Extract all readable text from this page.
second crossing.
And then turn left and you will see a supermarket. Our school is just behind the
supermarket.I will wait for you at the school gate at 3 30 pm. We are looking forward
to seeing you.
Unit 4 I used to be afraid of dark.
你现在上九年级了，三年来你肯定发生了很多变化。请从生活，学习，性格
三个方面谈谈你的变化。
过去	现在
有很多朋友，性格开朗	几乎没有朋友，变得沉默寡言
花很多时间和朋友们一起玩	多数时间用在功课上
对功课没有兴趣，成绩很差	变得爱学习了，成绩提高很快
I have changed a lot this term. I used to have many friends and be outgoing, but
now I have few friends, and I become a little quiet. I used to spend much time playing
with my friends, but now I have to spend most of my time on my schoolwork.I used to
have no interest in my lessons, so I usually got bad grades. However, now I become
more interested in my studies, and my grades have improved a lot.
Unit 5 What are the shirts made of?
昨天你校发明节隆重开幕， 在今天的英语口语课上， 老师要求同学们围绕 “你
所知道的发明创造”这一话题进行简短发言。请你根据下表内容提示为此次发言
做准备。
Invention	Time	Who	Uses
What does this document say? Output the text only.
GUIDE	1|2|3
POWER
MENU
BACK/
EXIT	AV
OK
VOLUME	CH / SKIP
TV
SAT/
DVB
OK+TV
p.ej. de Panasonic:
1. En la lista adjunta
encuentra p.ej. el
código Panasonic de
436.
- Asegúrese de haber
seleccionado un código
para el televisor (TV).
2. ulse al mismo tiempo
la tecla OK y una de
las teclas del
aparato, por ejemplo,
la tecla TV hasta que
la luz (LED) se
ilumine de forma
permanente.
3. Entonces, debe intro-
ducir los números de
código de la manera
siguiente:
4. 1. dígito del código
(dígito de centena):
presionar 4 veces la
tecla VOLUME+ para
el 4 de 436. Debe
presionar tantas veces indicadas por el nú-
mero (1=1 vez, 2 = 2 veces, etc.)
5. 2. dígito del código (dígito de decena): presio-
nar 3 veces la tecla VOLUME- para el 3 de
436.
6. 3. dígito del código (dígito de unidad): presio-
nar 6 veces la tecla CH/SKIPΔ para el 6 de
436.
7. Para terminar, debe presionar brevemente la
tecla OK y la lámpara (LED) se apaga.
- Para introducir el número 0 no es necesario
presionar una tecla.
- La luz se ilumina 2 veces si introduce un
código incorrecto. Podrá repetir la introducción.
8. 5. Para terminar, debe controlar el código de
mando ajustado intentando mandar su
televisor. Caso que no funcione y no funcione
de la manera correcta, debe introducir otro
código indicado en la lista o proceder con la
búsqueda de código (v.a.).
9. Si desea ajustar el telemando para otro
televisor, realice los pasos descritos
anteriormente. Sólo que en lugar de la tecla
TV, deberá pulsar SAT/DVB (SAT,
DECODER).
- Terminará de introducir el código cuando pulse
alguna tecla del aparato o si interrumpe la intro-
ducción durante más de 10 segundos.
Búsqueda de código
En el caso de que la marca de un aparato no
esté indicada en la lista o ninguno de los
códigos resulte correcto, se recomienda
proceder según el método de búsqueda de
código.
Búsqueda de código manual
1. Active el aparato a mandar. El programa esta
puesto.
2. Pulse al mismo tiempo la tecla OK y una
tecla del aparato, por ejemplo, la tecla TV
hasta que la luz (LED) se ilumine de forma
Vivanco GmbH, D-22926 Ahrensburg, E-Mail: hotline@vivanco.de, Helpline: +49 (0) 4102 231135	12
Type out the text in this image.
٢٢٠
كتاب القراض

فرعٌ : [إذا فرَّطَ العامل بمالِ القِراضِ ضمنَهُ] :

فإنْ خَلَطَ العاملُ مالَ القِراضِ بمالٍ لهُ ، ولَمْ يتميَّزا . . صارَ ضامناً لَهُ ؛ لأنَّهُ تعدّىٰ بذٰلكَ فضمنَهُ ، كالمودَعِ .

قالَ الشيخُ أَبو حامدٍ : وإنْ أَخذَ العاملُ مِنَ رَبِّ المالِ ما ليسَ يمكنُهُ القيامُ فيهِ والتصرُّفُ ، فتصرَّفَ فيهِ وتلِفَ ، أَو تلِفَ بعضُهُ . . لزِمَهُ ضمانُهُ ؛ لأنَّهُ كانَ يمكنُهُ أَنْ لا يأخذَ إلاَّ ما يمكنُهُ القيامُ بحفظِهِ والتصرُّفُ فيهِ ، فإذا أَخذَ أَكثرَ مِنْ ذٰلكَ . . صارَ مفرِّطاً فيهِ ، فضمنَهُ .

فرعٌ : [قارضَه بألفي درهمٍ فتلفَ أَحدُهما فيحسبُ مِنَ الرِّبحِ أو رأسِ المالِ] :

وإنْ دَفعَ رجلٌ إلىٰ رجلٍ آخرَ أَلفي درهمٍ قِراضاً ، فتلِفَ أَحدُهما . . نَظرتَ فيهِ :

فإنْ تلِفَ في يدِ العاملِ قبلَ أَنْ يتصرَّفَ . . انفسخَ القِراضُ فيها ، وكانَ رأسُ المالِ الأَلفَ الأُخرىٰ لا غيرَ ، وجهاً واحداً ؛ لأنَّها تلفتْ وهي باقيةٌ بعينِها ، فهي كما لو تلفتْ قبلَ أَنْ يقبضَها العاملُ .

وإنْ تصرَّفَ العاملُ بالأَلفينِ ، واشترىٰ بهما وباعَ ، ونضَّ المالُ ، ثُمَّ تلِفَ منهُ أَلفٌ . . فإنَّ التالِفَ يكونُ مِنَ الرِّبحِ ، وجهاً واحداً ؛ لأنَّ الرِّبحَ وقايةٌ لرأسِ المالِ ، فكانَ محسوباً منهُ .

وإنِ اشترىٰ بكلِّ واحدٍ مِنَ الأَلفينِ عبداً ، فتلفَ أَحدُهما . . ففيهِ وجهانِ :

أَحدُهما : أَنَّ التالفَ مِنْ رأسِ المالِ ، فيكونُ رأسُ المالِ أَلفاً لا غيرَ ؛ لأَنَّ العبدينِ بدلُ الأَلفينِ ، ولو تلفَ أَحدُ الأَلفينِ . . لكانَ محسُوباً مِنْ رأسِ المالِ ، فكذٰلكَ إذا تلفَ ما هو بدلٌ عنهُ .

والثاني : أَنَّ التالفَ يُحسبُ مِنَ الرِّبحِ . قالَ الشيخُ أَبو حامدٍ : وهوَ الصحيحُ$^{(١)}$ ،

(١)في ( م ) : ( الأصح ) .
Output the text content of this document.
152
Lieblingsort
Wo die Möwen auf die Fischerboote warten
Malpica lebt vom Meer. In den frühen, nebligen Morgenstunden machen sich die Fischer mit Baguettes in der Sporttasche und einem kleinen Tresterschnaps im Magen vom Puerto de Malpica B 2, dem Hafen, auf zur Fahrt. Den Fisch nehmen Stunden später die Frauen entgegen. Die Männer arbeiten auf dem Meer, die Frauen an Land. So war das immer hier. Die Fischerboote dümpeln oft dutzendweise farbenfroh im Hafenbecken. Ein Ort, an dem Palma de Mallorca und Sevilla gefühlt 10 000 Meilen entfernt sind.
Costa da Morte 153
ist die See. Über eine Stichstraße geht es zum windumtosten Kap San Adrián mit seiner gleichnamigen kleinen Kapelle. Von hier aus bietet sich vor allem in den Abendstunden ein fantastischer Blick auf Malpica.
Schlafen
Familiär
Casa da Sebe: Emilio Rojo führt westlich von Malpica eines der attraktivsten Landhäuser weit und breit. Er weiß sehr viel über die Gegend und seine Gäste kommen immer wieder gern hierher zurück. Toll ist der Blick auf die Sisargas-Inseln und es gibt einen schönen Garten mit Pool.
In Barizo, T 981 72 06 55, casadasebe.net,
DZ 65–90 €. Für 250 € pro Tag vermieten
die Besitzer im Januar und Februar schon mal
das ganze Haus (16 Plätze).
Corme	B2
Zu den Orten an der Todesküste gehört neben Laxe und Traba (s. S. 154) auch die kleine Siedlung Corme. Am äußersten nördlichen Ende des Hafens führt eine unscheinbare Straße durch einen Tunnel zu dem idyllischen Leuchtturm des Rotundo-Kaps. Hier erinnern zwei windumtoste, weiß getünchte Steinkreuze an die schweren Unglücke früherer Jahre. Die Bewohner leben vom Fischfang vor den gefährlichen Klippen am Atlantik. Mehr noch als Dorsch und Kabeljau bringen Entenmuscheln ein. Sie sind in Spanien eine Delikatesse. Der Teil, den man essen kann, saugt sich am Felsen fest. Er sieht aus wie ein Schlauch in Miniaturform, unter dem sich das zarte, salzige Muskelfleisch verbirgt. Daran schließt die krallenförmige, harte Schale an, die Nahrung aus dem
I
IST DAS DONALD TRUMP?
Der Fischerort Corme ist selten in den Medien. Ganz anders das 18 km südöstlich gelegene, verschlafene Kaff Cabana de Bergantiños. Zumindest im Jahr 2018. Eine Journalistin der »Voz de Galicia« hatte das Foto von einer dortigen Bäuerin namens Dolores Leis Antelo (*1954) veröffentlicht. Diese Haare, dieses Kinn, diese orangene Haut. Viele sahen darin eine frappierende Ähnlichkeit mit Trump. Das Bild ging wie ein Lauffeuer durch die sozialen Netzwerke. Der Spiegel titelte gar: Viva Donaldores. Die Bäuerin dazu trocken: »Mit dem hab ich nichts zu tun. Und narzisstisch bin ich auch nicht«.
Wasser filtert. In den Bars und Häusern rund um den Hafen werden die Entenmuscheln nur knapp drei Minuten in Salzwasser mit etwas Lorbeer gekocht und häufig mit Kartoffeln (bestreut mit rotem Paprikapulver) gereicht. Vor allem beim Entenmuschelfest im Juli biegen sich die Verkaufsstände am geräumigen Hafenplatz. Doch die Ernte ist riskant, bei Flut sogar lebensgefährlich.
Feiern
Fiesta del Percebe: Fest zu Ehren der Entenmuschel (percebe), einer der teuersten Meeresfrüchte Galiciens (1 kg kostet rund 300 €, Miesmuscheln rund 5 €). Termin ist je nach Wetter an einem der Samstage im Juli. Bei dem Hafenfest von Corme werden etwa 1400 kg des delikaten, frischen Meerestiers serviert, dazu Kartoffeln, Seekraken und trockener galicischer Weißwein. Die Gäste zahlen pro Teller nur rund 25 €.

= Task prompt =
Write out every line of the entries that holds the word "tiempo".

= Task solution =
2. ulse al mismo tiempo
2. Pulse al mismo tiempo la tecla OK y una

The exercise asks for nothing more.